:: To do ::
Return all entries precisely as they stand, without the images.
►
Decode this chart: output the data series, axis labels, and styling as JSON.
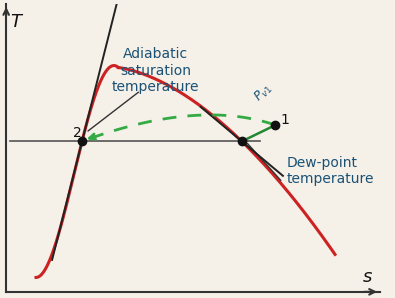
{
  "title": "",
  "xlabel": "s",
  "ylabel": "T",
  "bg_color": "#f5f0e8",
  "saturation_curve_color": "#cc2222",
  "saturation_curve_lw": 2.2,
  "horiz_line_color": "#555555",
  "horiz_line_lw": 1.2,
  "tangent_line_color": "#222222",
  "tangent_line_lw": 1.4,
  "green_solid_color": "#228833",
  "green_dashed_color": "#33aa44",
  "point_color": "#111111",
  "point_size": 6,
  "label_color": "#1a5276",
  "label_fontsize": 10,
  "axis_label_fontsize": 13,
  "pvl_label": "$P_{v1}$",
  "point1_label": "1",
  "point2_label": "2",
  "adiabatic_label": "Adiabatic\nsaturation\ntemperature",
  "dewpoint_label": "Dew-point\ntemperature",
  "xlim": [
    0,
    10
  ],
  "ylim": [
    0,
    10
  ]
}
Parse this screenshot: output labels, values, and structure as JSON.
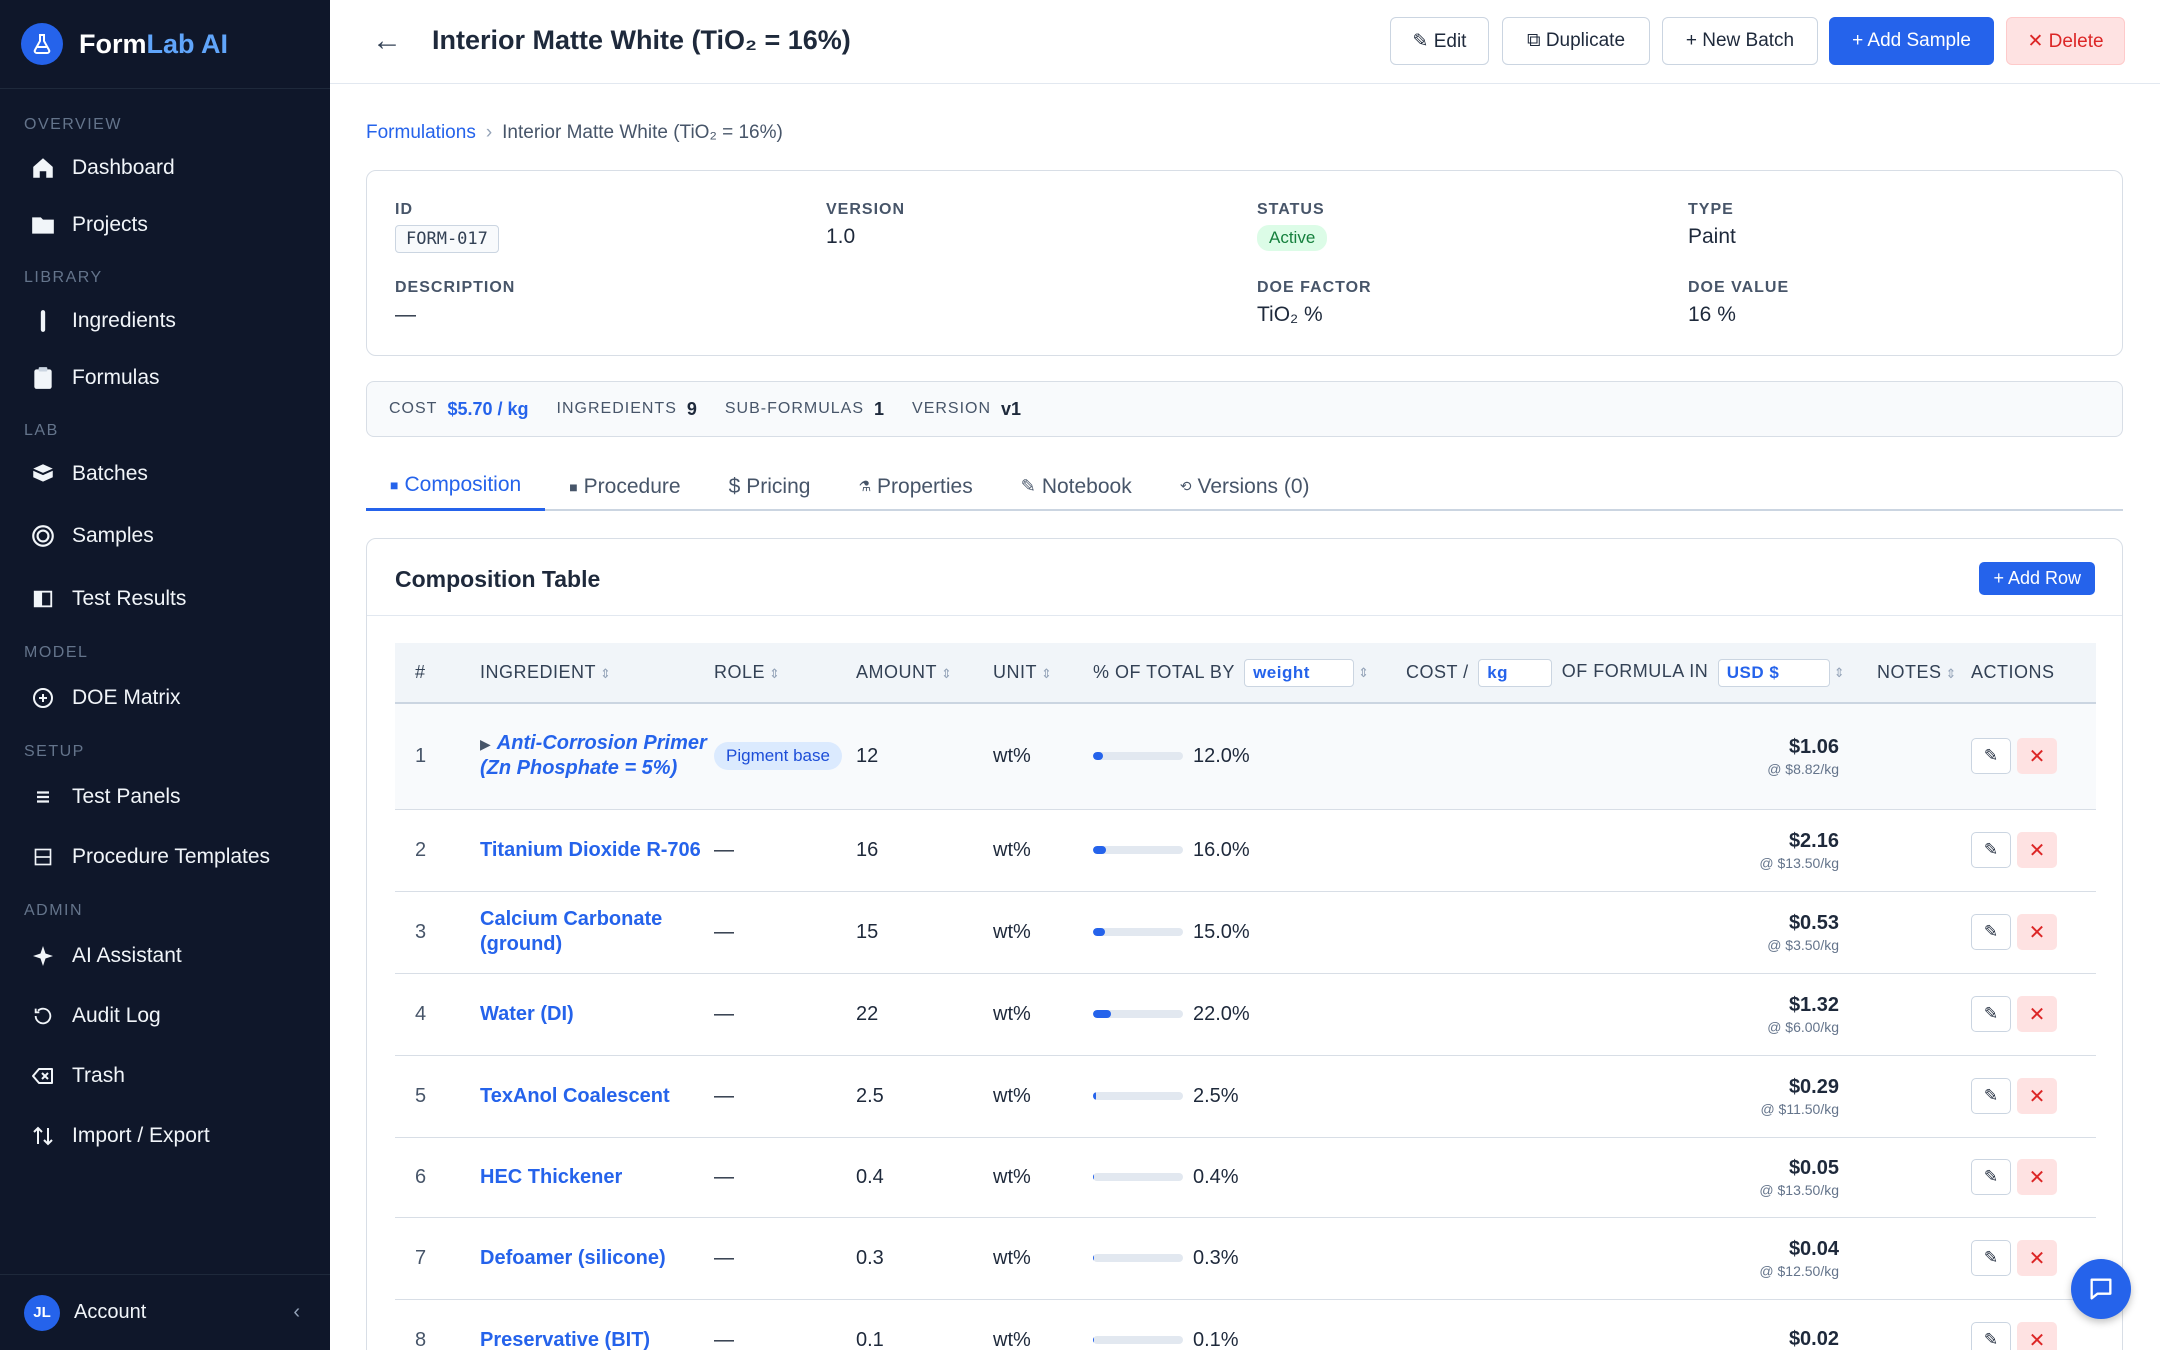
{
  "app": {
    "name_part1": "Form",
    "name_part2": "Lab AI",
    "accent": "#2563eb"
  },
  "sidebar": {
    "sections": {
      "overview": "OVERVIEW",
      "library": "LIBRARY",
      "lab": "LAB",
      "model": "MODEL",
      "setup": "SETUP",
      "admin": "ADMIN"
    },
    "items": [
      {
        "label": "Dashboard",
        "icon": "home-icon"
      },
      {
        "label": "Projects",
        "icon": "folder-icon"
      },
      {
        "label": "Ingredients",
        "icon": "test-tube-icon"
      },
      {
        "label": "Formulas",
        "icon": "clipboard-icon"
      },
      {
        "label": "Batches",
        "icon": "boxes-icon"
      },
      {
        "label": "Samples",
        "icon": "target-icon"
      },
      {
        "label": "Test Results",
        "icon": "panel-icon"
      },
      {
        "label": "DOE Matrix",
        "icon": "plus-circle-icon"
      },
      {
        "label": "Test Panels",
        "icon": "list-icon"
      },
      {
        "label": "Procedure Templates",
        "icon": "template-icon"
      },
      {
        "label": "AI Assistant",
        "icon": "sparkle-icon"
      },
      {
        "label": "Audit Log",
        "icon": "history-icon"
      },
      {
        "label": "Trash",
        "icon": "trash-icon"
      },
      {
        "label": "Import / Export",
        "icon": "arrows-updown-icon"
      }
    ],
    "account": {
      "initials": "JL",
      "label": "Account",
      "collapse": "‹"
    }
  },
  "header": {
    "back": "←",
    "title": "Interior Matte White (TiO₂ = 16%)",
    "buttons": {
      "edit": "✎ Edit",
      "duplicate": "⧉ Duplicate",
      "new_batch": "+ New Batch",
      "add_sample": "+ Add Sample",
      "delete": "✕ Delete"
    }
  },
  "breadcrumb": {
    "root": "Formulations",
    "sep": "›",
    "current": "Interior Matte White (TiO₂ = 16%)"
  },
  "info": {
    "id_label": "ID",
    "id_value": "FORM-017",
    "version_label": "VERSION",
    "version_value": "1.0",
    "status_label": "STATUS",
    "status_value": "Active",
    "type_label": "TYPE",
    "type_value": "Paint",
    "description_label": "DESCRIPTION",
    "description_value": "—",
    "doe_factor_label": "DOE FACTOR",
    "doe_factor_value": "TiO₂ %",
    "doe_value_label": "DOE VALUE",
    "doe_value_value": "16 %"
  },
  "summary": {
    "cost_label": "COST",
    "cost_value": "$5.70 / kg",
    "ingredients_label": "INGREDIENTS",
    "ingredients_value": "9",
    "subformulas_label": "SUB-FORMULAS",
    "subformulas_value": "1",
    "version_label": "VERSION",
    "version_value": "v1"
  },
  "tabs": [
    {
      "icon": "■",
      "label": "Composition",
      "active": true
    },
    {
      "icon": "■",
      "label": "Procedure"
    },
    {
      "icon": "$",
      "label": "Pricing"
    },
    {
      "icon": "⚗",
      "label": "Properties"
    },
    {
      "icon": "✎",
      "label": "Notebook"
    },
    {
      "icon": "⟲",
      "label": "Versions (0)"
    }
  ],
  "composition": {
    "title": "Composition Table",
    "add_row": "+ Add Row",
    "headers": {
      "num": "#",
      "ingredient": "INGREDIENT",
      "role": "ROLE",
      "amount": "AMOUNT",
      "unit": "UNIT",
      "pct_prefix": "% OF TOTAL BY",
      "pct_select": "weight",
      "cost_prefix": "COST /",
      "cost_unit_select": "kg",
      "cost_mid": "OF FORMULA IN",
      "currency_select": "USD $",
      "notes": "NOTES",
      "actions": "ACTIONS",
      "sort": "⇕"
    },
    "rows": [
      {
        "num": "1",
        "name": "Anti-Corrosion Primer (Zn Phosphate = 5%)",
        "sub": true,
        "expand": "▶",
        "role": "Pigment base",
        "amount": "12",
        "unit": "wt%",
        "pct": 12.0,
        "pct_label": "12.0%",
        "cost": "$1.06",
        "cost_per": "@ $8.82/kg"
      },
      {
        "num": "2",
        "name": "Titanium Dioxide R-706",
        "role": "—",
        "amount": "16",
        "unit": "wt%",
        "pct": 16.0,
        "pct_label": "16.0%",
        "cost": "$2.16",
        "cost_per": "@ $13.50/kg"
      },
      {
        "num": "3",
        "name": "Calcium Carbonate (ground)",
        "role": "—",
        "amount": "15",
        "unit": "wt%",
        "pct": 15.0,
        "pct_label": "15.0%",
        "cost": "$0.53",
        "cost_per": "@ $3.50/kg"
      },
      {
        "num": "4",
        "name": "Water (DI)",
        "role": "—",
        "amount": "22",
        "unit": "wt%",
        "pct": 22.0,
        "pct_label": "22.0%",
        "cost": "$1.32",
        "cost_per": "@ $6.00/kg"
      },
      {
        "num": "5",
        "name": "TexAnol Coalescent",
        "role": "—",
        "amount": "2.5",
        "unit": "wt%",
        "pct": 2.5,
        "pct_label": "2.5%",
        "cost": "$0.29",
        "cost_per": "@ $11.50/kg"
      },
      {
        "num": "6",
        "name": "HEC Thickener",
        "role": "—",
        "amount": "0.4",
        "unit": "wt%",
        "pct": 0.4,
        "pct_label": "0.4%",
        "cost": "$0.05",
        "cost_per": "@ $13.50/kg"
      },
      {
        "num": "7",
        "name": "Defoamer (silicone)",
        "role": "—",
        "amount": "0.3",
        "unit": "wt%",
        "pct": 0.3,
        "pct_label": "0.3%",
        "cost": "$0.04",
        "cost_per": "@ $12.50/kg"
      },
      {
        "num": "8",
        "name": "Preservative (BIT)",
        "role": "—",
        "amount": "0.1",
        "unit": "wt%",
        "pct": 0.1,
        "pct_label": "0.1%",
        "cost": "$0.02",
        "cost_per": ""
      }
    ],
    "action_edit": "✎",
    "action_delete": "✕"
  }
}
◄
:: Answer in full ::
Decode this chart: output the data series, axis labels, and styling as JSON.
{
  "title": "",
  "xlabel": "s",
  "ylabel": "T",
  "bg_color": "#f5f0e8",
  "saturation_curve_color": "#cc2222",
  "saturation_curve_lw": 2.2,
  "horiz_line_color": "#555555",
  "horiz_line_lw": 1.2,
  "tangent_line_color": "#222222",
  "tangent_line_lw": 1.4,
  "green_solid_color": "#228833",
  "green_dashed_color": "#33aa44",
  "point_color": "#111111",
  "point_size": 6,
  "label_color": "#1a5276",
  "label_fontsize": 10,
  "axis_label_fontsize": 13,
  "pvl_label": "$P_{v1}$",
  "point1_label": "1",
  "point2_label": "2",
  "adiabatic_label": "Adiabatic\nsaturation\ntemperature",
  "dewpoint_label": "Dew-point\ntemperature",
  "xlim": [
    0,
    10
  ],
  "ylim": [
    0,
    10
  ]
}
Parse this screenshot: output labels, values, and structure as JSON.
{
  "app": {
    "name_part1": "Form",
    "name_part2": "Lab AI",
    "accent": "#2563eb"
  },
  "sidebar": {
    "sections": {
      "overview": "OVERVIEW",
      "library": "LIBRARY",
      "lab": "LAB",
      "model": "MODEL",
      "setup": "SETUP",
      "admin": "ADMIN"
    },
    "items": [
      {
        "label": "Dashboard",
        "icon": "home-icon"
      },
      {
        "label": "Projects",
        "icon": "folder-icon"
      },
      {
        "label": "Ingredients",
        "icon": "test-tube-icon"
      },
      {
        "label": "Formulas",
        "icon": "clipboard-icon"
      },
      {
        "label": "Batches",
        "icon": "boxes-icon"
      },
      {
        "label": "Samples",
        "icon": "target-icon"
      },
      {
        "label": "Test Results",
        "icon": "panel-icon"
      },
      {
        "label": "DOE Matrix",
        "icon": "plus-circle-icon"
      },
      {
        "label": "Test Panels",
        "icon": "list-icon"
      },
      {
        "label": "Procedure Templates",
        "icon": "template-icon"
      },
      {
        "label": "AI Assistant",
        "icon": "sparkle-icon"
      },
      {
        "label": "Audit Log",
        "icon": "history-icon"
      },
      {
        "label": "Trash",
        "icon": "trash-icon"
      },
      {
        "label": "Import / Export",
        "icon": "arrows-updown-icon"
      }
    ],
    "account": {
      "initials": "JL",
      "label": "Account",
      "collapse": "‹"
    }
  },
  "header": {
    "back": "←",
    "title": "Interior Matte White (TiO₂ = 16%)",
    "buttons": {
      "edit": "✎ Edit",
      "duplicate": "⧉ Duplicate",
      "new_batch": "+ New Batch",
      "add_sample": "+ Add Sample",
      "delete": "✕ Delete"
    }
  },
  "breadcrumb": {
    "root": "Formulations",
    "sep": "›",
    "current": "Interior Matte White (TiO₂ = 16%)"
  },
  "info": {
    "id_label": "ID",
    "id_value": "FORM-017",
    "version_label": "VERSION",
    "version_value": "1.0",
    "status_label": "STATUS",
    "status_value": "Active",
    "type_label": "TYPE",
    "type_value": "Paint",
    "description_label": "DESCRIPTION",
    "description_value": "—",
    "doe_factor_label": "DOE FACTOR",
    "doe_factor_value": "TiO₂ %",
    "doe_value_label": "DOE VALUE",
    "doe_value_value": "16 %"
  },
  "summary": {
    "cost_label": "COST",
    "cost_value": "$5.70 / kg",
    "ingredients_label": "INGREDIENTS",
    "ingredients_value": "9",
    "subformulas_label": "SUB-FORMULAS",
    "subformulas_value": "1",
    "version_label": "VERSION",
    "version_value": "v1"
  },
  "tabs": [
    {
      "icon": "■",
      "label": "Composition",
      "active": true
    },
    {
      "icon": "■",
      "label": "Procedure"
    },
    {
      "icon": "$",
      "label": "Pricing"
    },
    {
      "icon": "⚗",
      "label": "Properties"
    },
    {
      "icon": "✎",
      "label": "Notebook"
    },
    {
      "icon": "⟲",
      "label": "Versions (0)"
    }
  ],
  "composition": {
    "title": "Composition Table",
    "add_row": "+ Add Row",
    "headers": {
      "num": "#",
      "ingredient": "INGREDIENT",
      "role": "ROLE",
      "amount": "AMOUNT",
      "unit": "UNIT",
      "pct_prefix": "% OF TOTAL BY",
      "pct_select": "weight",
      "cost_prefix": "COST /",
      "cost_unit_select": "kg",
      "cost_mid": "OF FORMULA IN",
      "currency_select": "USD $",
      "notes": "NOTES",
      "actions": "ACTIONS",
      "sort": "⇕"
    },
    "rows": [
      {
        "num": "1",
        "name": "Anti-Corrosion Primer (Zn Phosphate = 5%)",
        "sub": true,
        "expand": "▶",
        "role": "Pigment base",
        "amount": "12",
        "unit": "wt%",
        "pct": 12.0,
        "pct_label": "12.0%",
        "cost": "$1.06",
        "cost_per": "@ $8.82/kg"
      },
      {
        "num": "2",
        "name": "Titanium Dioxide R-706",
        "role": "—",
        "amount": "16",
        "unit": "wt%",
        "pct": 16.0,
        "pct_label": "16.0%",
        "cost": "$2.16",
        "cost_per": "@ $13.50/kg"
      },
      {
        "num": "3",
        "name": "Calcium Carbonate (ground)",
        "role": "—",
        "amount": "15",
        "unit": "wt%",
        "pct": 15.0,
        "pct_label": "15.0%",
        "cost": "$0.53",
        "cost_per": "@ $3.50/kg"
      },
      {
        "num": "4",
        "name": "Water (DI)",
        "role": "—",
        "amount": "22",
        "unit": "wt%",
        "pct": 22.0,
        "pct_label": "22.0%",
        "cost": "$1.32",
        "cost_per": "@ $6.00/kg"
      },
      {
        "num": "5",
        "name": "TexAnol Coalescent",
        "role": "—",
        "amount": "2.5",
        "unit": "wt%",
        "pct": 2.5,
        "pct_label": "2.5%",
        "cost": "$0.29",
        "cost_per": "@ $11.50/kg"
      },
      {
        "num": "6",
        "name": "HEC Thickener",
        "role": "—",
        "amount": "0.4",
        "unit": "wt%",
        "pct": 0.4,
        "pct_label": "0.4%",
        "cost": "$0.05",
        "cost_per": "@ $13.50/kg"
      },
      {
        "num": "7",
        "name": "Defoamer (silicone)",
        "role": "—",
        "amount": "0.3",
        "unit": "wt%",
        "pct": 0.3,
        "pct_label": "0.3%",
        "cost": "$0.04",
        "cost_per": "@ $12.50/kg"
      },
      {
        "num": "8",
        "name": "Preservative (BIT)",
        "role": "—",
        "amount": "0.1",
        "unit": "wt%",
        "pct": 0.1,
        "pct_label": "0.1%",
        "cost": "$0.02",
        "cost_per": ""
      }
    ],
    "action_edit": "✎",
    "action_delete": "✕"
  }
}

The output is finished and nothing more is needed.